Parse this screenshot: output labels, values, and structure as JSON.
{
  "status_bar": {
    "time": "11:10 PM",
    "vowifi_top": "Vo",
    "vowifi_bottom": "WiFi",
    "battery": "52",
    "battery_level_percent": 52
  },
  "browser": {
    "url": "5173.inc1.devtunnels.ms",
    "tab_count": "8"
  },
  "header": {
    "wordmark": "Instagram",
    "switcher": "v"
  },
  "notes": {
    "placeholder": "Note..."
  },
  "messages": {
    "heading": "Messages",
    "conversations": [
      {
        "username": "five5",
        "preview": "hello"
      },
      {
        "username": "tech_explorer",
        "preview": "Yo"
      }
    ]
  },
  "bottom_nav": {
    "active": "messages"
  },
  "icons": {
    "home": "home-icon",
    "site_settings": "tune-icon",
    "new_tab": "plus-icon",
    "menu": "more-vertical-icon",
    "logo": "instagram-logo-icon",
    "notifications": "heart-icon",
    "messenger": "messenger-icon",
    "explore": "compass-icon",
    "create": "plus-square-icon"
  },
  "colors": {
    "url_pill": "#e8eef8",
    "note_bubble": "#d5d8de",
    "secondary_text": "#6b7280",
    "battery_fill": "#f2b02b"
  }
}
§
_WHAT IS EXPECTED_:
Extract the full listing above without altering anything.

_CORRECT RESULT_:
Parse this screenshot: output labels, values, and structure as JSON.
{
  "status_bar": {
    "time": "11:10 PM",
    "vowifi_top": "Vo",
    "vowifi_bottom": "WiFi",
    "battery": "52",
    "battery_level_percent": 52
  },
  "browser": {
    "url": "5173.inc1.devtunnels.ms",
    "tab_count": "8"
  },
  "header": {
    "wordmark": "Instagram",
    "switcher": "v"
  },
  "notes": {
    "placeholder": "Note..."
  },
  "messages": {
    "heading": "Messages",
    "conversations": [
      {
        "username": "five5",
        "preview": "hello"
      },
      {
        "username": "tech_explorer",
        "preview": "Yo"
      }
    ]
  },
  "bottom_nav": {
    "active": "messages"
  },
  "icons": {
    "home": "home-icon",
    "site_settings": "tune-icon",
    "new_tab": "plus-icon",
    "menu": "more-vertical-icon",
    "logo": "instagram-logo-icon",
    "notifications": "heart-icon",
    "messenger": "messenger-icon",
    "explore": "compass-icon",
    "create": "plus-square-icon"
  },
  "colors": {
    "url_pill": "#e8eef8",
    "note_bubble": "#d5d8de",
    "secondary_text": "#6b7280",
    "battery_fill": "#f2b02b"
  }
}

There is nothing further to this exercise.